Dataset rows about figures

● ● ● ●

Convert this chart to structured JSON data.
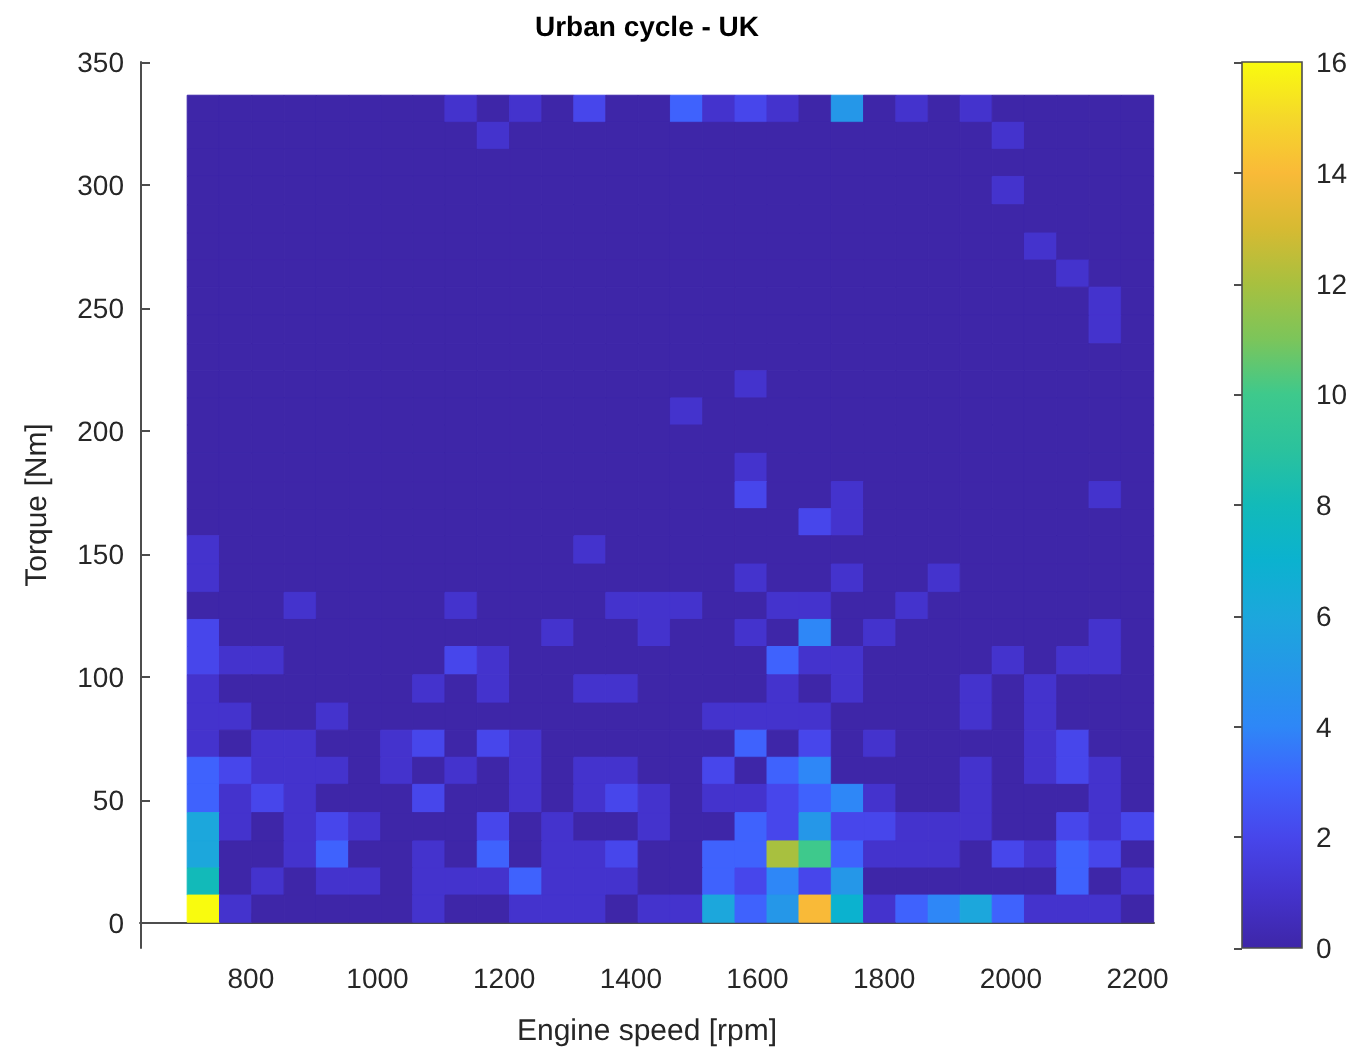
{
  "chart_data": {
    "type": "heatmap",
    "title": "Urban cycle - UK",
    "xlabel": "Engine speed [rpm]",
    "ylabel": "Torque [Nm]",
    "x": [
      725,
      776,
      827,
      878,
      929,
      980,
      1030,
      1081,
      1132,
      1183,
      1234,
      1285,
      1335,
      1386,
      1437,
      1488,
      1539,
      1590,
      1640,
      1691,
      1742,
      1793,
      1844,
      1895,
      1945,
      1996,
      2047,
      2098,
      2149,
      2200
    ],
    "y": [
      331,
      320,
      309,
      298,
      286,
      275,
      264,
      253,
      241,
      230,
      219,
      208,
      197,
      185,
      174,
      163,
      152,
      140,
      129,
      118,
      107,
      95,
      84,
      73,
      62,
      51,
      39,
      28,
      17,
      6
    ],
    "cells": [
      [
        0,
        0,
        0,
        0,
        0,
        0,
        0,
        0,
        1,
        0,
        1,
        0,
        2,
        0,
        0,
        3,
        1,
        2,
        1,
        0,
        5,
        0,
        1,
        0,
        1,
        0,
        0,
        0,
        0,
        0
      ],
      [
        0,
        0,
        0,
        0,
        0,
        0,
        0,
        0,
        0,
        1,
        0,
        0,
        0,
        0,
        0,
        0,
        0,
        0,
        0,
        0,
        0,
        0,
        0,
        0,
        0,
        1,
        0,
        0,
        0,
        0
      ],
      [
        0,
        0,
        0,
        0,
        0,
        0,
        0,
        0,
        0,
        0,
        0,
        0,
        0,
        0,
        0,
        0,
        0,
        0,
        0,
        0,
        0,
        0,
        0,
        0,
        0,
        0,
        0,
        0,
        0,
        0
      ],
      [
        0,
        0,
        0,
        0,
        0,
        0,
        0,
        0,
        0,
        0,
        0,
        0,
        0,
        0,
        0,
        0,
        0,
        0,
        0,
        0,
        0,
        0,
        0,
        0,
        0,
        1,
        0,
        0,
        0,
        0
      ],
      [
        0,
        0,
        0,
        0,
        0,
        0,
        0,
        0,
        0,
        0,
        0,
        0,
        0,
        0,
        0,
        0,
        0,
        0,
        0,
        0,
        0,
        0,
        0,
        0,
        0,
        0,
        0,
        0,
        0,
        0
      ],
      [
        0,
        0,
        0,
        0,
        0,
        0,
        0,
        0,
        0,
        0,
        0,
        0,
        0,
        0,
        0,
        0,
        0,
        0,
        0,
        0,
        0,
        0,
        0,
        0,
        0,
        0,
        1,
        0,
        0,
        0
      ],
      [
        0,
        0,
        0,
        0,
        0,
        0,
        0,
        0,
        0,
        0,
        0,
        0,
        0,
        0,
        0,
        0,
        0,
        0,
        0,
        0,
        0,
        0,
        0,
        0,
        0,
        0,
        0,
        1,
        0,
        0
      ],
      [
        0,
        0,
        0,
        0,
        0,
        0,
        0,
        0,
        0,
        0,
        0,
        0,
        0,
        0,
        0,
        0,
        0,
        0,
        0,
        0,
        0,
        0,
        0,
        0,
        0,
        0,
        0,
        0,
        1,
        0
      ],
      [
        0,
        0,
        0,
        0,
        0,
        0,
        0,
        0,
        0,
        0,
        0,
        0,
        0,
        0,
        0,
        0,
        0,
        0,
        0,
        0,
        0,
        0,
        0,
        0,
        0,
        0,
        0,
        0,
        1,
        0
      ],
      [
        0,
        0,
        0,
        0,
        0,
        0,
        0,
        0,
        0,
        0,
        0,
        0,
        0,
        0,
        0,
        0,
        0,
        0,
        0,
        0,
        0,
        0,
        0,
        0,
        0,
        0,
        0,
        0,
        0,
        0
      ],
      [
        0,
        0,
        0,
        0,
        0,
        0,
        0,
        0,
        0,
        0,
        0,
        0,
        0,
        0,
        0,
        0,
        0,
        1,
        0,
        0,
        0,
        0,
        0,
        0,
        0,
        0,
        0,
        0,
        0,
        0
      ],
      [
        0,
        0,
        0,
        0,
        0,
        0,
        0,
        0,
        0,
        0,
        0,
        0,
        0,
        0,
        0,
        1,
        0,
        0,
        0,
        0,
        0,
        0,
        0,
        0,
        0,
        0,
        0,
        0,
        0,
        0
      ],
      [
        0,
        0,
        0,
        0,
        0,
        0,
        0,
        0,
        0,
        0,
        0,
        0,
        0,
        0,
        0,
        0,
        0,
        0,
        0,
        0,
        0,
        0,
        0,
        0,
        0,
        0,
        0,
        0,
        0,
        0
      ],
      [
        0,
        0,
        0,
        0,
        0,
        0,
        0,
        0,
        0,
        0,
        0,
        0,
        0,
        0,
        0,
        0,
        0,
        1,
        0,
        0,
        0,
        0,
        0,
        0,
        0,
        0,
        0,
        0,
        0,
        0
      ],
      [
        0,
        0,
        0,
        0,
        0,
        0,
        0,
        0,
        0,
        0,
        0,
        0,
        0,
        0,
        0,
        0,
        0,
        2,
        0,
        0,
        1,
        0,
        0,
        0,
        0,
        0,
        0,
        0,
        1,
        0
      ],
      [
        0,
        0,
        0,
        0,
        0,
        0,
        0,
        0,
        0,
        0,
        0,
        0,
        0,
        0,
        0,
        0,
        0,
        0,
        0,
        2,
        1,
        0,
        0,
        0,
        0,
        0,
        0,
        0,
        0,
        0
      ],
      [
        1,
        0,
        0,
        0,
        0,
        0,
        0,
        0,
        0,
        0,
        0,
        0,
        1,
        0,
        0,
        0,
        0,
        0,
        0,
        0,
        0,
        0,
        0,
        0,
        0,
        0,
        0,
        0,
        0,
        0
      ],
      [
        1,
        0,
        0,
        0,
        0,
        0,
        0,
        0,
        0,
        0,
        0,
        0,
        0,
        0,
        0,
        0,
        0,
        1,
        0,
        0,
        1,
        0,
        0,
        1,
        0,
        0,
        0,
        0,
        0,
        0
      ],
      [
        0,
        0,
        0,
        1,
        0,
        0,
        0,
        0,
        1,
        0,
        0,
        0,
        0,
        1,
        1,
        1,
        0,
        0,
        1,
        1,
        0,
        0,
        1,
        0,
        0,
        0,
        0,
        0,
        0,
        0
      ],
      [
        2,
        0,
        0,
        0,
        0,
        0,
        0,
        0,
        0,
        0,
        0,
        1,
        0,
        0,
        1,
        0,
        0,
        1,
        0,
        4,
        0,
        1,
        0,
        0,
        0,
        0,
        0,
        0,
        1,
        0
      ],
      [
        2,
        1,
        1,
        0,
        0,
        0,
        0,
        0,
        2,
        1,
        0,
        0,
        0,
        0,
        0,
        0,
        0,
        0,
        3,
        1,
        1,
        0,
        0,
        0,
        0,
        1,
        0,
        1,
        1,
        0
      ],
      [
        1,
        0,
        0,
        0,
        0,
        0,
        0,
        1,
        0,
        1,
        0,
        0,
        1,
        1,
        0,
        0,
        0,
        0,
        1,
        0,
        1,
        0,
        0,
        0,
        1,
        0,
        1,
        0,
        0,
        0
      ],
      [
        1,
        1,
        0,
        0,
        1,
        0,
        0,
        0,
        0,
        0,
        0,
        0,
        0,
        0,
        0,
        0,
        1,
        1,
        1,
        1,
        0,
        0,
        0,
        0,
        1,
        0,
        1,
        0,
        0,
        0
      ],
      [
        1,
        0,
        1,
        1,
        0,
        0,
        1,
        2,
        0,
        2,
        1,
        0,
        0,
        0,
        0,
        0,
        0,
        3,
        0,
        2,
        0,
        1,
        0,
        0,
        0,
        0,
        1,
        2,
        0,
        0
      ],
      [
        3,
        2,
        1,
        1,
        1,
        0,
        1,
        0,
        1,
        0,
        1,
        0,
        1,
        1,
        0,
        0,
        2,
        0,
        3,
        4,
        0,
        0,
        0,
        0,
        1,
        0,
        1,
        2,
        1,
        0
      ],
      [
        3,
        1,
        2,
        1,
        0,
        0,
        0,
        2,
        0,
        0,
        1,
        0,
        1,
        2,
        1,
        0,
        1,
        1,
        2,
        3,
        4,
        1,
        0,
        0,
        1,
        0,
        0,
        0,
        1,
        0
      ],
      [
        6,
        1,
        0,
        1,
        2,
        1,
        0,
        0,
        0,
        2,
        0,
        1,
        0,
        0,
        1,
        0,
        0,
        3,
        2,
        5,
        2,
        2,
        1,
        1,
        1,
        0,
        0,
        2,
        1,
        2
      ],
      [
        6,
        0,
        0,
        1,
        3,
        0,
        0,
        1,
        0,
        3,
        0,
        1,
        1,
        2,
        0,
        0,
        3,
        3,
        12,
        10,
        3,
        1,
        1,
        1,
        0,
        2,
        1,
        3,
        2,
        0
      ],
      [
        8,
        0,
        1,
        0,
        1,
        1,
        0,
        1,
        1,
        1,
        3,
        1,
        1,
        1,
        0,
        0,
        3,
        2,
        4,
        2,
        5,
        0,
        0,
        0,
        0,
        0,
        0,
        3,
        0,
        1
      ],
      [
        16,
        1,
        0,
        0,
        0,
        0,
        0,
        1,
        0,
        0,
        1,
        1,
        1,
        0,
        1,
        1,
        6,
        3,
        5,
        14,
        7,
        1,
        3,
        4,
        6,
        3,
        1,
        1,
        1,
        0
      ]
    ],
    "xlim": [
      625,
      2226
    ],
    "xticks": [
      800,
      1000,
      1200,
      1400,
      1600,
      1800,
      2000,
      2200
    ],
    "ylim": [
      -10,
      350
    ],
    "yticks": [
      0,
      50,
      100,
      150,
      200,
      250,
      300,
      350
    ],
    "clim": [
      0,
      16
    ],
    "cticks": [
      0,
      2,
      4,
      6,
      8,
      10,
      12,
      14,
      16
    ]
  }
}
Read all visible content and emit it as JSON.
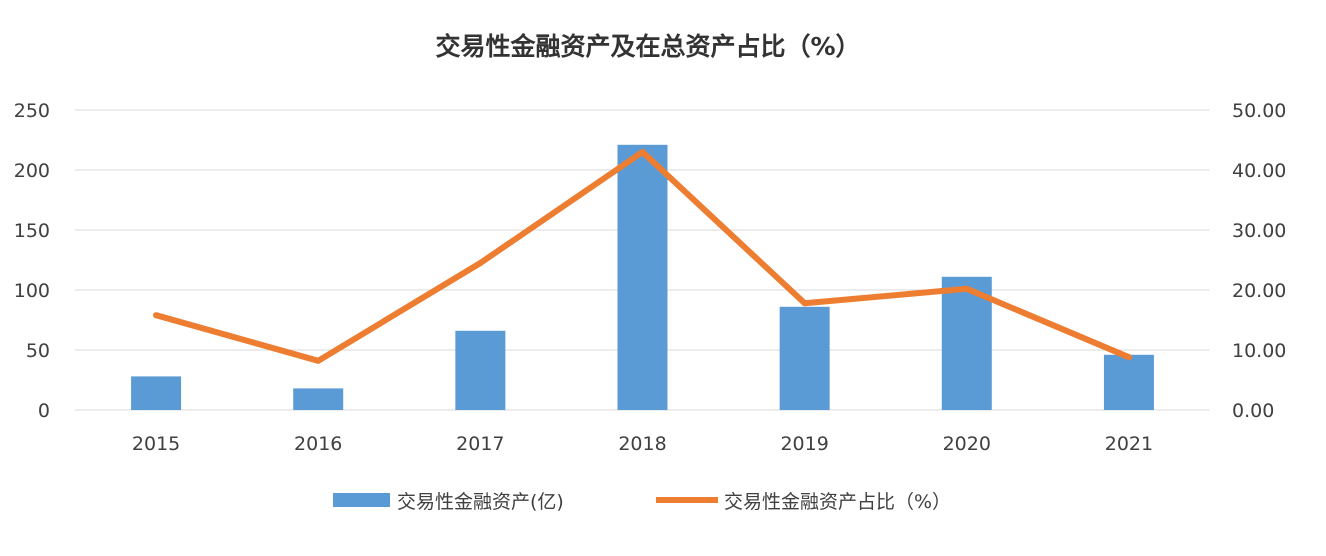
{
  "chart_data": {
    "type": "bar",
    "title": "交易性金融资产及在总资产占比（%）",
    "categories": [
      "2015",
      "2016",
      "2017",
      "2018",
      "2019",
      "2020",
      "2021"
    ],
    "series": [
      {
        "name": "交易性金融资产(亿)",
        "type": "bar",
        "axis": "left",
        "color": "#5b9bd5",
        "values": [
          28,
          18,
          66,
          221,
          86,
          111,
          46
        ]
      },
      {
        "name": "交易性金融资产占比（%）",
        "type": "line",
        "axis": "right",
        "color": "#ed7d31",
        "values": [
          15.8,
          8.2,
          24.5,
          43.0,
          17.8,
          20.2,
          8.8
        ]
      }
    ],
    "y_left": {
      "ylim": [
        0,
        250
      ],
      "ticks": [
        "0",
        "50",
        "100",
        "150",
        "200",
        "250"
      ]
    },
    "y_right": {
      "ylim": [
        0,
        50
      ],
      "ticks": [
        "0.00",
        "10.00",
        "20.00",
        "30.00",
        "40.00",
        "50.00"
      ]
    },
    "grid": true,
    "legend_position": "bottom"
  }
}
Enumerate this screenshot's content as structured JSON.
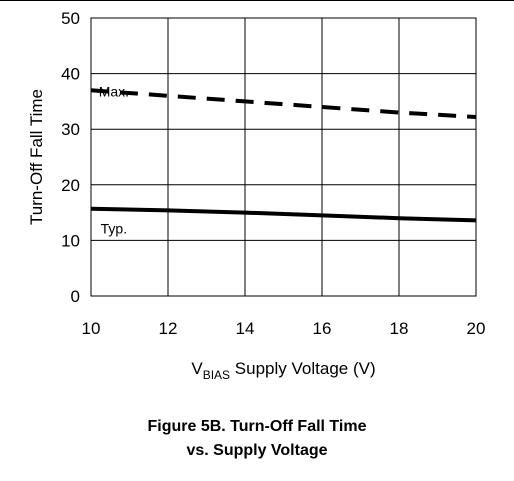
{
  "chart_data": {
    "type": "line",
    "title": "Figure 5B. Turn-Off Fall Time vs. Supply Voltage",
    "xlabel": "V_BIAS Supply Voltage (V)",
    "ylabel": "Turn-Off Fall Time",
    "xlim": [
      10,
      20
    ],
    "ylim": [
      0,
      50
    ],
    "xticks": [
      10,
      12,
      14,
      16,
      18,
      20
    ],
    "yticks": [
      0,
      10,
      20,
      30,
      40,
      50
    ],
    "grid": true,
    "series": [
      {
        "name": "Max.",
        "style": "dashed",
        "x": [
          10,
          12,
          14,
          16,
          18,
          20
        ],
        "y": [
          37,
          36,
          35,
          34,
          33,
          32.2
        ]
      },
      {
        "name": "Typ.",
        "style": "solid",
        "x": [
          10,
          12,
          14,
          16,
          18,
          20
        ],
        "y": [
          15.7,
          15.4,
          15.0,
          14.5,
          14.0,
          13.6
        ]
      }
    ]
  },
  "axis_text": {
    "ylabel": "Turn-Off Fall Time",
    "xlabel_v": "V",
    "xlabel_sub": "BIAS",
    "xlabel_rest": " Supply Voltage (V)"
  },
  "caption": {
    "line1": "Figure 5B. Turn-Off Fall Time",
    "line2": "vs. Supply Voltage"
  }
}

● ● ● ●

DIRECTIONS: Extract, word for word, every line from the one containing "Enumerate this screenshot's" to the end of the data above, both ends included, and leave out the pictures.

COMPLETE RESPONSE:
Enumerate this screenshot's content as structured JSON.
{
  "chart_data": {
    "type": "line",
    "title": "Figure 5B. Turn-Off Fall Time vs. Supply Voltage",
    "xlabel": "V_BIAS Supply Voltage (V)",
    "ylabel": "Turn-Off Fall Time",
    "xlim": [
      10,
      20
    ],
    "ylim": [
      0,
      50
    ],
    "xticks": [
      10,
      12,
      14,
      16,
      18,
      20
    ],
    "yticks": [
      0,
      10,
      20,
      30,
      40,
      50
    ],
    "grid": true,
    "series": [
      {
        "name": "Max.",
        "style": "dashed",
        "x": [
          10,
          12,
          14,
          16,
          18,
          20
        ],
        "y": [
          37,
          36,
          35,
          34,
          33,
          32.2
        ]
      },
      {
        "name": "Typ.",
        "style": "solid",
        "x": [
          10,
          12,
          14,
          16,
          18,
          20
        ],
        "y": [
          15.7,
          15.4,
          15.0,
          14.5,
          14.0,
          13.6
        ]
      }
    ]
  },
  "axis_text": {
    "ylabel": "Turn-Off Fall Time",
    "xlabel_v": "V",
    "xlabel_sub": "BIAS",
    "xlabel_rest": " Supply Voltage (V)"
  },
  "caption": {
    "line1": "Figure 5B. Turn-Off Fall Time",
    "line2": "vs. Supply Voltage"
  }
}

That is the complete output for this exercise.